— START Given records —

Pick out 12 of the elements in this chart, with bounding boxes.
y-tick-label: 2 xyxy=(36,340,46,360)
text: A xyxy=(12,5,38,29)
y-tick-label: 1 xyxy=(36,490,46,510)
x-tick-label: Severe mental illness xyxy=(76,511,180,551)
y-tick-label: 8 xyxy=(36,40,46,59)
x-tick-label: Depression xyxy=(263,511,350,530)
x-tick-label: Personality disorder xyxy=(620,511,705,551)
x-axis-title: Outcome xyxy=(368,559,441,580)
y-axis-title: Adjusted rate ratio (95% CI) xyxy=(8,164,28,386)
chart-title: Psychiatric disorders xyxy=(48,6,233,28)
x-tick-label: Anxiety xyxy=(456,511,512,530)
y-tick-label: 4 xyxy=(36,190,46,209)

— END Given records —
— START Given records —

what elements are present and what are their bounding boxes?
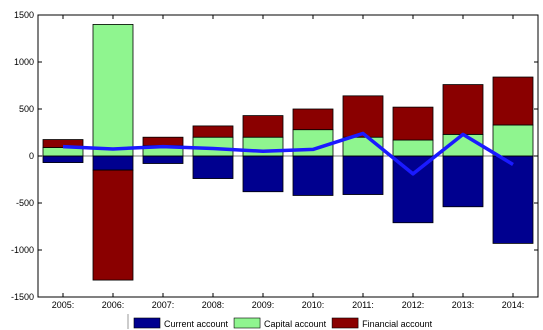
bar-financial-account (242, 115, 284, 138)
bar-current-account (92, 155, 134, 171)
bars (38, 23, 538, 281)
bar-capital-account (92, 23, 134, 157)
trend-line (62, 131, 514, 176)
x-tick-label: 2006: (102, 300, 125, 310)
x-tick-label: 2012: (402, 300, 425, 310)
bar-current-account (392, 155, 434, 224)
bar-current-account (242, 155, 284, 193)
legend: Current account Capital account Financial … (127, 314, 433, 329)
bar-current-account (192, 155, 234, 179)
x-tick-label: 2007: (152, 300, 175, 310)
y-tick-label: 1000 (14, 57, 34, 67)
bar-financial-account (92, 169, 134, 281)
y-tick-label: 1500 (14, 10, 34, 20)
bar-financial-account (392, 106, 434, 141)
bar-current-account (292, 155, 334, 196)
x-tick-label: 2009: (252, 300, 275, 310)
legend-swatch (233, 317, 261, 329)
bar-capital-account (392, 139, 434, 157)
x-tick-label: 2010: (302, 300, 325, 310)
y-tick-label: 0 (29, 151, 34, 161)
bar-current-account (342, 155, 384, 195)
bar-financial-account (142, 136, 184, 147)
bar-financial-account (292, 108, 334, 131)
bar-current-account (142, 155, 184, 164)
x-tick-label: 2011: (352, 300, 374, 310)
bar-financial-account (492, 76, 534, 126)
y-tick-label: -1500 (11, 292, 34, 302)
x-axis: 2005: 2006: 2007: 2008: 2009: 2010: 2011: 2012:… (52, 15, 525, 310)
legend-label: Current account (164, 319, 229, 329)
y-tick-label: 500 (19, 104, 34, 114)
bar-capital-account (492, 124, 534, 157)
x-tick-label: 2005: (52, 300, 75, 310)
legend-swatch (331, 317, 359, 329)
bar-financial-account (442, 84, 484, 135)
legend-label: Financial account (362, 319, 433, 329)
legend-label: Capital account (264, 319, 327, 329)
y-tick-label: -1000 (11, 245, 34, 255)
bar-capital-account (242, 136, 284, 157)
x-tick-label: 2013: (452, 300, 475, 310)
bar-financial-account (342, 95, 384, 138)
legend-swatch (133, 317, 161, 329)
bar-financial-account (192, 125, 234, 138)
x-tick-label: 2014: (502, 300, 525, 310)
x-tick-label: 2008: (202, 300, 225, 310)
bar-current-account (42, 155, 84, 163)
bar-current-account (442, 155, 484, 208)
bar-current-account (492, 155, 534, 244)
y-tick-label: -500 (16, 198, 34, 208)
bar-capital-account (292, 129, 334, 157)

— END Given records —
— START Given records —

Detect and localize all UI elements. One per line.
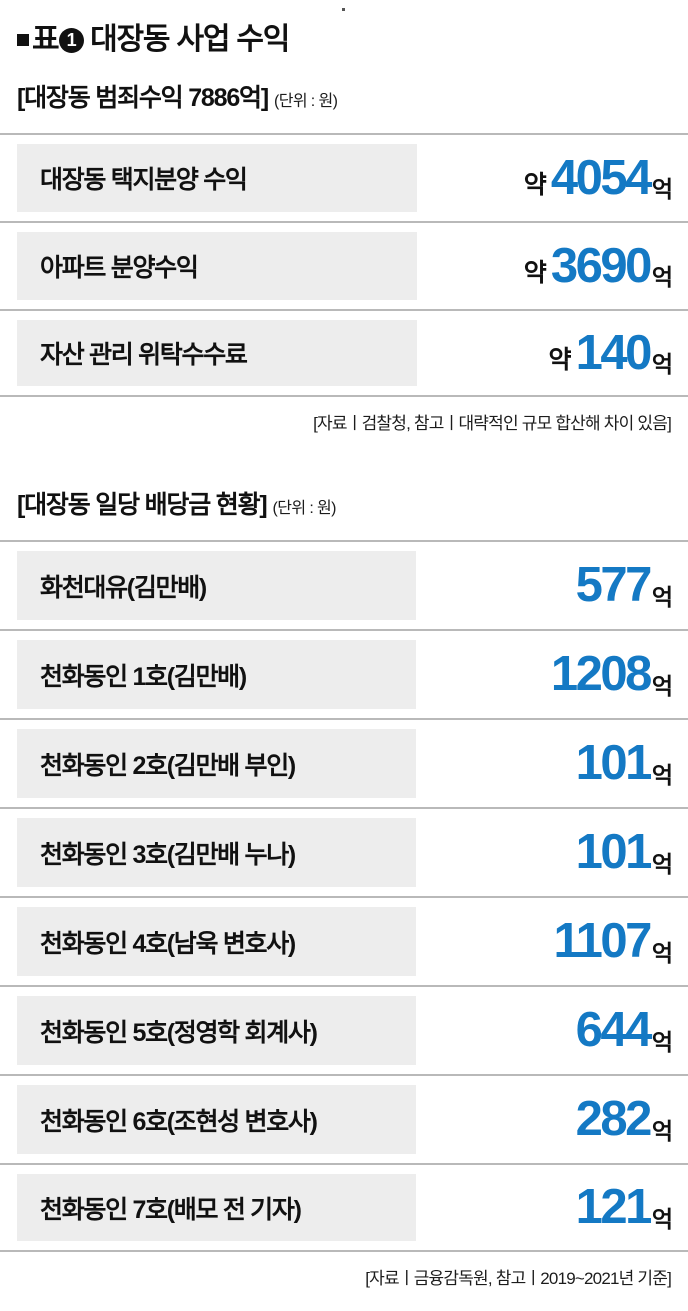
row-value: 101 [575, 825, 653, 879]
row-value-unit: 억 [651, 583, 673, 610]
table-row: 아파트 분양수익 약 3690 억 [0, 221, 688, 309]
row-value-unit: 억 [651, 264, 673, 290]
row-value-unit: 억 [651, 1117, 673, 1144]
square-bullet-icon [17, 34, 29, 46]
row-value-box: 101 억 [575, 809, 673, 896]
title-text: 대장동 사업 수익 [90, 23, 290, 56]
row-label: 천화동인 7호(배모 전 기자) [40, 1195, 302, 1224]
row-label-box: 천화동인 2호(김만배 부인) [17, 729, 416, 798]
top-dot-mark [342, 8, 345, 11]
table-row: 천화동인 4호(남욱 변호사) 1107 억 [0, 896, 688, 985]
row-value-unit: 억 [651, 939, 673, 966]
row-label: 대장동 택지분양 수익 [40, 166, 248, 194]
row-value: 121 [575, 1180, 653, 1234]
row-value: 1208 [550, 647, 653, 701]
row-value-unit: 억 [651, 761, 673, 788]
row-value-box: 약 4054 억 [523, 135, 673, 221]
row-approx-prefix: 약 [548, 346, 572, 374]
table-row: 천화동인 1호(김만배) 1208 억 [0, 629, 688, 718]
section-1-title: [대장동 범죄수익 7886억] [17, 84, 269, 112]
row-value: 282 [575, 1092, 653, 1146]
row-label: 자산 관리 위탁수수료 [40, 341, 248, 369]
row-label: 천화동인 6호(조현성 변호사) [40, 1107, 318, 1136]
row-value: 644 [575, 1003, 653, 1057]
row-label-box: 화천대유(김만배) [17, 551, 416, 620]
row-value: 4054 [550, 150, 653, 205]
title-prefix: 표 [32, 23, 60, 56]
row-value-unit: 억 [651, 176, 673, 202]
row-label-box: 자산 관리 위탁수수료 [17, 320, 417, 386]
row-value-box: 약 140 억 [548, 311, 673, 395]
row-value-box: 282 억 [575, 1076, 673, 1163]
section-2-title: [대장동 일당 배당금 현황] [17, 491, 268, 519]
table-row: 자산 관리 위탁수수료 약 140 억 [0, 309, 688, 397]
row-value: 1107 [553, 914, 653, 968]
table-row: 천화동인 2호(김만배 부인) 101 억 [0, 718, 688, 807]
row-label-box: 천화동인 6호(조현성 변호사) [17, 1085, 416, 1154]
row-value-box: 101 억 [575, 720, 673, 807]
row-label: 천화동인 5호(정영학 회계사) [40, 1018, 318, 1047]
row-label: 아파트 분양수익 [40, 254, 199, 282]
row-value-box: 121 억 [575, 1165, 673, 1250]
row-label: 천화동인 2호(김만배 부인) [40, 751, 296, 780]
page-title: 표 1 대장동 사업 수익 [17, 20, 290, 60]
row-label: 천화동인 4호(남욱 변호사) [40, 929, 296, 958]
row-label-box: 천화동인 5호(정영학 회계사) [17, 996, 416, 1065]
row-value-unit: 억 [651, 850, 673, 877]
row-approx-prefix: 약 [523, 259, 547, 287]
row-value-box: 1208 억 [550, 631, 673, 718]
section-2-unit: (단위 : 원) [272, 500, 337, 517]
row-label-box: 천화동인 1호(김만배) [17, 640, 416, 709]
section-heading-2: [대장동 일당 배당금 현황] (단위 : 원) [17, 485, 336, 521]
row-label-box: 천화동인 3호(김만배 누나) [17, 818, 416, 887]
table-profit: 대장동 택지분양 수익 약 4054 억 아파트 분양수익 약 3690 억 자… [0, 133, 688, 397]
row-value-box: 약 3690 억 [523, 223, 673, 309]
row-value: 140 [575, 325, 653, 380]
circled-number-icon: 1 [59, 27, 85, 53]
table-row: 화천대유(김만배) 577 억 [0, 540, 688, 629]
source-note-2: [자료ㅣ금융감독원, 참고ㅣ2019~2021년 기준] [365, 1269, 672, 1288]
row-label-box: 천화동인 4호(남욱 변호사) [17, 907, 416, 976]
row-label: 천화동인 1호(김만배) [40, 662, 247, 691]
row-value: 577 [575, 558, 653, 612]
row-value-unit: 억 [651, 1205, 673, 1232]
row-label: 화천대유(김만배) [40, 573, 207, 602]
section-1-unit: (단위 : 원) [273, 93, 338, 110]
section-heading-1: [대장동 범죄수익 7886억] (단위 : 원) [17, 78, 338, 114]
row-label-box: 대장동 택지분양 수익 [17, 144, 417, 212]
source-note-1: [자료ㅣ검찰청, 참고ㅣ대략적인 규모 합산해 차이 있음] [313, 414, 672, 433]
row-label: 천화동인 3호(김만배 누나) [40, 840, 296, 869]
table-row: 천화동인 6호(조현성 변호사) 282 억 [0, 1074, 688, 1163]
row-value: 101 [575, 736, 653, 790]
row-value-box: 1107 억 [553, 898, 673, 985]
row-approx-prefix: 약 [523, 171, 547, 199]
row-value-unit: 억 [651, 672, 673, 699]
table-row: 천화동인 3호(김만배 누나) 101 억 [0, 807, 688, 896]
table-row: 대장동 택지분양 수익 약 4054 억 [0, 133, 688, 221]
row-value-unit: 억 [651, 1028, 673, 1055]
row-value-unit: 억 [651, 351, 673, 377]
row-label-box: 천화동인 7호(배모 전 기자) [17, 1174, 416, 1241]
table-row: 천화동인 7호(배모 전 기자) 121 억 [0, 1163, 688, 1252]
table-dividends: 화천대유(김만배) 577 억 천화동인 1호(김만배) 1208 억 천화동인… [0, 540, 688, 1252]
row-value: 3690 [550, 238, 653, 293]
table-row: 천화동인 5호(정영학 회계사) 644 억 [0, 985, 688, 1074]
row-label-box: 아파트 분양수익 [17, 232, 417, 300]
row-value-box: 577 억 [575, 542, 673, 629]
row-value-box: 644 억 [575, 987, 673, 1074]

— END Given records —

_Written request_:
Copy the lines of the second block of items, from the line containing "bar-financial-account (242, 115, 284, 138)" through the line containing "bar-current-account (192, 155, 234, 179)", inclusive, without any changes.

_Problem solution_:
bar-financial-account (242, 115, 284, 138)
bar-current-account (92, 155, 134, 171)
bars (38, 23, 538, 281)
bar-capital-account (92, 23, 134, 157)
trend-line (62, 131, 514, 176)
x-tick-label: 2006: (102, 300, 125, 310)
x-tick-label: 2012: (402, 300, 425, 310)
bar-current-account (392, 155, 434, 224)
bar-current-account (242, 155, 284, 193)
legend: Current account Capital account Financial … (127, 314, 433, 329)
bar-current-account (192, 155, 234, 179)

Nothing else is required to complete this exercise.